◆ THE EXERCISE
Pick out every line holding the string "Main" and copy it.

━━ RECORDS FOR THE TASK ━━

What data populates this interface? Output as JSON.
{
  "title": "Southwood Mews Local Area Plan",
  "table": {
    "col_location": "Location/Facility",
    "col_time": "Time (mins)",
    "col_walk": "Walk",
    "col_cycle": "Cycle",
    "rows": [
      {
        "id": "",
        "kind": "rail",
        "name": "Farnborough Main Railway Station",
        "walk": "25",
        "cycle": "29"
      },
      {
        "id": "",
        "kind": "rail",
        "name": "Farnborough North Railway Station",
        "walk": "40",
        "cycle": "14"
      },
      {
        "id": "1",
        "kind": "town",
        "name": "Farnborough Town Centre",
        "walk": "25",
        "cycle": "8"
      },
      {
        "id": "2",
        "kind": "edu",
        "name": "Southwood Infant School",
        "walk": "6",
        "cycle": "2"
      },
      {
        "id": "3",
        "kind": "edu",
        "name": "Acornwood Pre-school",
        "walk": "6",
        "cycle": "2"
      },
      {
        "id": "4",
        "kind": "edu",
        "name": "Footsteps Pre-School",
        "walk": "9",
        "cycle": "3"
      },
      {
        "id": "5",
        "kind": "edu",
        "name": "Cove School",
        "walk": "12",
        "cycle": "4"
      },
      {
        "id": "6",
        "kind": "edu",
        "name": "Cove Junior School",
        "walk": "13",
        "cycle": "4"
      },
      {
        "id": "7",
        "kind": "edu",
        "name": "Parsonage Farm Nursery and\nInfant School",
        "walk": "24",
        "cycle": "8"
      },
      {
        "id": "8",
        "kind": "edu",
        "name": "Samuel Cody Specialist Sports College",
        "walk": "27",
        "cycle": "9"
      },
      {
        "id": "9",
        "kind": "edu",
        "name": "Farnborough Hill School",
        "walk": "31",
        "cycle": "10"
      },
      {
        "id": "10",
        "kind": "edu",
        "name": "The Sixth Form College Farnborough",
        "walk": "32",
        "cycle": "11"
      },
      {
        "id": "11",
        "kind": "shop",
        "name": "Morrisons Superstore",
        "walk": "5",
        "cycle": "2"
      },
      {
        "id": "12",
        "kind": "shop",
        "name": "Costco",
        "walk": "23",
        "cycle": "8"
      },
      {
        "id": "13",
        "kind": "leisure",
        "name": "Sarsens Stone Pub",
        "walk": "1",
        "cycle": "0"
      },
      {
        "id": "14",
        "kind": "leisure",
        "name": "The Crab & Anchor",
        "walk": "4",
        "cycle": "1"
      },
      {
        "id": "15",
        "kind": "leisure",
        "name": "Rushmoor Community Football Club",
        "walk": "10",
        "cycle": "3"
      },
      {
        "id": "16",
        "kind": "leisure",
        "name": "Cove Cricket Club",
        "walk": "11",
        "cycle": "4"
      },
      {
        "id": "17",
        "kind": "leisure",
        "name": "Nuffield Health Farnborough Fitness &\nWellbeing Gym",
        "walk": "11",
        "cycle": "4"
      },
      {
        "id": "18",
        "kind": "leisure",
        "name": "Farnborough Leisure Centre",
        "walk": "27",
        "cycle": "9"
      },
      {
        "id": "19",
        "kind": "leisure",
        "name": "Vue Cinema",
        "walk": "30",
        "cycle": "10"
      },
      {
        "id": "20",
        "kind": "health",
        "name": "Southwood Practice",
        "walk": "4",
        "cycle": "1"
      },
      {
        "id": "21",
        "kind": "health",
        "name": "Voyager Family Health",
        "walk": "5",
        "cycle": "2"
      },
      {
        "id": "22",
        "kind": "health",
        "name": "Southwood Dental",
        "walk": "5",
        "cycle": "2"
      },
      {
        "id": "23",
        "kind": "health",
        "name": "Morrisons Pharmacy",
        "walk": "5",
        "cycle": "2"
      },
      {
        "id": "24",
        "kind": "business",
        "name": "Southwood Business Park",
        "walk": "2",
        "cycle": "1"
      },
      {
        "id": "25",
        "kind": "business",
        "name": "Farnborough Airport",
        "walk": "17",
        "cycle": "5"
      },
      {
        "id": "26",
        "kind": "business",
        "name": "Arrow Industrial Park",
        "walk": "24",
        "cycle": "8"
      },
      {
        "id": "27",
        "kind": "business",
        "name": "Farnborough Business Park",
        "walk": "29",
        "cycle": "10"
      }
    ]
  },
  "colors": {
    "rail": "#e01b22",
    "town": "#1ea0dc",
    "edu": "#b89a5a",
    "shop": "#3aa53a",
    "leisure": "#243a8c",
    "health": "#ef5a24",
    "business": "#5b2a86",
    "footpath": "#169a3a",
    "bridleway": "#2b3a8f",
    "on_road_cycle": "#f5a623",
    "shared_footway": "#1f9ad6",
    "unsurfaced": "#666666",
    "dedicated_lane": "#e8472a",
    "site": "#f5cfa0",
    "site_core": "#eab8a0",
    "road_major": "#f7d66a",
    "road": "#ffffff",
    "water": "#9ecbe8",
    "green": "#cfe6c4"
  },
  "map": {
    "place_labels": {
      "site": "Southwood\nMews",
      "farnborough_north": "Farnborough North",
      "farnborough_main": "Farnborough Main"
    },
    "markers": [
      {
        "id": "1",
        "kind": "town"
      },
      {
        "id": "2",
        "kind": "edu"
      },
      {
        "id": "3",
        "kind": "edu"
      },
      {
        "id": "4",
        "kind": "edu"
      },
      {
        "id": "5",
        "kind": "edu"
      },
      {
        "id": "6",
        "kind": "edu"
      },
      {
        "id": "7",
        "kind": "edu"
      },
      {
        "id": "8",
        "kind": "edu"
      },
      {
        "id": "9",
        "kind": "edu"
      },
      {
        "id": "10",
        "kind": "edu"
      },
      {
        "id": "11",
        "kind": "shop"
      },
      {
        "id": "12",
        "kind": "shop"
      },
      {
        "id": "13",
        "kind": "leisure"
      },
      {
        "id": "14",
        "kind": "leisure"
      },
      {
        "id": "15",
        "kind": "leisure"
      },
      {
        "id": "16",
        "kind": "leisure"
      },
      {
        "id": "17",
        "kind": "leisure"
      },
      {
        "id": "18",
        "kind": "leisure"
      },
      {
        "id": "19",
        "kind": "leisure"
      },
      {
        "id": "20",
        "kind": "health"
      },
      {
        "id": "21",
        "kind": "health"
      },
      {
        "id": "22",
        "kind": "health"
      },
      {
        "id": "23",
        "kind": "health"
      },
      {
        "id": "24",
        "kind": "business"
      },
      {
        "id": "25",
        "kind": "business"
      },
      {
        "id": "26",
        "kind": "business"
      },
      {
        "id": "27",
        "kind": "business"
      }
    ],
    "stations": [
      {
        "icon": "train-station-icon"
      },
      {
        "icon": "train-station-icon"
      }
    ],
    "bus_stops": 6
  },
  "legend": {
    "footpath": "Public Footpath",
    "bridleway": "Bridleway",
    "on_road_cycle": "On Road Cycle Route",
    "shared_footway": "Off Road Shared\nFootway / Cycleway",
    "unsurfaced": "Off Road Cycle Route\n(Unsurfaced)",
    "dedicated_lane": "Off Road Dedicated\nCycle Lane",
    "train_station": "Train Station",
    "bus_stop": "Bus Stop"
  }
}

━━━

◆ OUTPUT FOR THIS EXERCISE
        "name": "Farnborough Main Railway Station",
      "farnborough_main": "Farnborough Main"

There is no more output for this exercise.